Exercise prompt | Omit all images. Write out the rest of the material exactly.

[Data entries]
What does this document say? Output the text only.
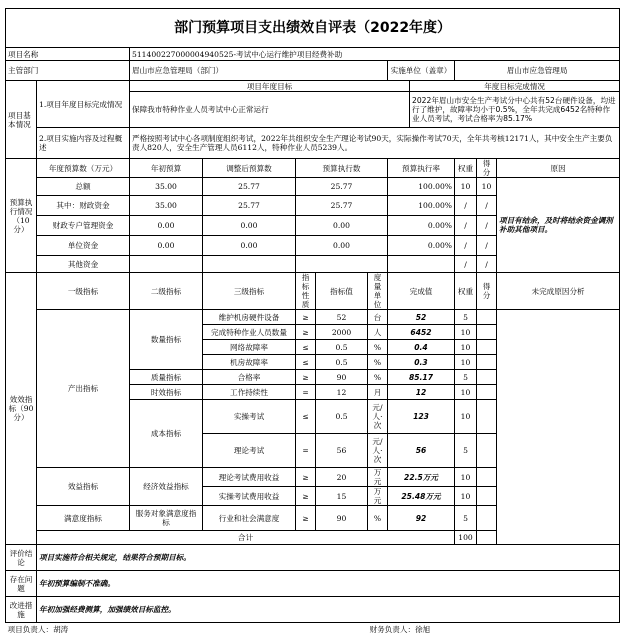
部门预算项目支出绩效自评表（2022年度）											
项目名称		511400227000004940525-考试中心运行维护项目经费补助									
主管部门		眉山市应急管理局（部门）					实施单位（盖章）		眉山市应急管理局		
项目基本情况	1.项目年度目标完成情况	项目年度目标						年度目标完成情况			
		保障我市特种作业人员考试中心正常运行						2022年眉山市安全生产考试分中心共有52台硬件设备，均进行了维护，故障率均小于0.5%，全年共完成6452名特种作业人员考试，考试合格率为85.17%			
	2.项目实施内容及过程概述	严格按照考试中心各项制度组织考试，2022年共组织安全生产理论考试90天，实际操作考试70天，全年共考核12171人，其中安全生产主要负责人820人，安全生产管理人员6112人，特种作业人员5239人。									

预算执行情况（10分）	年度预算数（万元）	年初预算	调整后预算数	预算执行数			预算执行率		权重	得分	原因
	总额	35.00	25.77	25.77			100.00%		10	10	项目有结余，及时将结余资金调剂补助其他项目。
	其中：财政资金	35.00	25.77	25.77			100.00%		/	/	
	财政专户管理资金	0.00	0.00	0.00			0.00%		/	/	
	单位资金	0.00	0.00	0.00			0.00%		/	/	
	其他资金								/	/	
效效指标（90分）	一级指标	二级指标	三级指标	指标性质	指标值	度量单位	完成值		权重	得分	未完成原因分析
	产出指标	数量指标	维护机房硬件设备	≥	52	台	52		5		
			完成特种作业人员数量	≥	2000	人	6452		10		
			网络故障率	≤	0.5	%	0.4		10		
			机房故障率	≤	0.5	%	0.3		10		
		质量指标	合格率	≥	90	%	85.17		5		
		时效指标	工作持续性	=	12	月	12		10		
		成本指标	实操考试	≤	0.5	元/人·次	123		10		
			理论考试	=	56	元/人·次	56		5		
	效益指标	经济效益指标	理论考试费用收益	≥	20	万元	22.5万元		10		
			实操考试费用收益	≥	15	万元	25.48万元		10		
	满意度指标	服务对象满意度指标	行业和社会满意度	≥	90	%	92		5		
	合计								100		
评价结论	项目实施符合相关规定，结果符合预期目标。										
存在问题	年初预算编制不准确。										
改进措施	年初加强经费测算，加强绩效目标监控。										
项目负责人：胡涛						财务负责人：徐旭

Completed exercise |
What does this document say? Output the text only.
部门预算项目支出绩效自评表（2022年度）											
项目名称		511400227000004940525-考试中心运行维护项目经费补助									
主管部门		眉山市应急管理局（部门）					实施单位（盖章）		眉山市应急管理局		
项目基本情况	1.项目年度目标完成情况	项目年度目标						年度目标完成情况			
		保障我市特种作业人员考试中心正常运行						2022年眉山市安全生产考试分中心共有52台硬件设备，均进行了维护，故障率均小于0.5%，全年共完成6452名特种作业人员考试，考试合格率为85.17%			
	2.项目实施内容及过程概述	严格按照考试中心各项制度组织考试，2022年共组织安全生产理论考试90天，实际操作考试70天，全年共考核12171人，其中安全生产主要负责人820人，安全生产管理人员6112人，特种作业人员5239人。									

预算执行情况（10分）	年度预算数（万元）	年初预算	调整后预算数	预算执行数			预算执行率		权重	得分	原因
	总额	35.00	25.77	25.77			100.00%		10	10	项目有结余，及时将结余资金调剂补助其他项目。
	其中：财政资金	35.00	25.77	25.77			100.00%		/	/	
	财政专户管理资金	0.00	0.00	0.00			0.00%		/	/	
	单位资金	0.00	0.00	0.00			0.00%		/	/	
	其他资金								/	/	
效效指标（90分）	一级指标	二级指标	三级指标	指标性质	指标值	度量单位	完成值		权重	得分	未完成原因分析
	产出指标	数量指标	维护机房硬件设备	≥	52	台	52		5		
			完成特种作业人员数量	≥	2000	人	6452		10		
			网络故障率	≤	0.5	%	0.4		10		
			机房故障率	≤	0.5	%	0.3		10		
		质量指标	合格率	≥	90	%	85.17		5		
		时效指标	工作持续性	=	12	月	12		10		
		成本指标	实操考试	≤	0.5	元/人·次	123		10		
			理论考试	=	56	元/人·次	56		5		
	效益指标	经济效益指标	理论考试费用收益	≥	20	万元	22.5万元		10		
			实操考试费用收益	≥	15	万元	25.48万元		10		
	满意度指标	服务对象满意度指标	行业和社会满意度	≥	90	%	92		5		
	合计								100		
评价结论	项目实施符合相关规定，结果符合预期目标。										
存在问题	年初预算编制不准确。										
改进措施	年初加强经费测算，加强绩效目标监控。										
项目负责人：胡涛						财务负责人：徐旭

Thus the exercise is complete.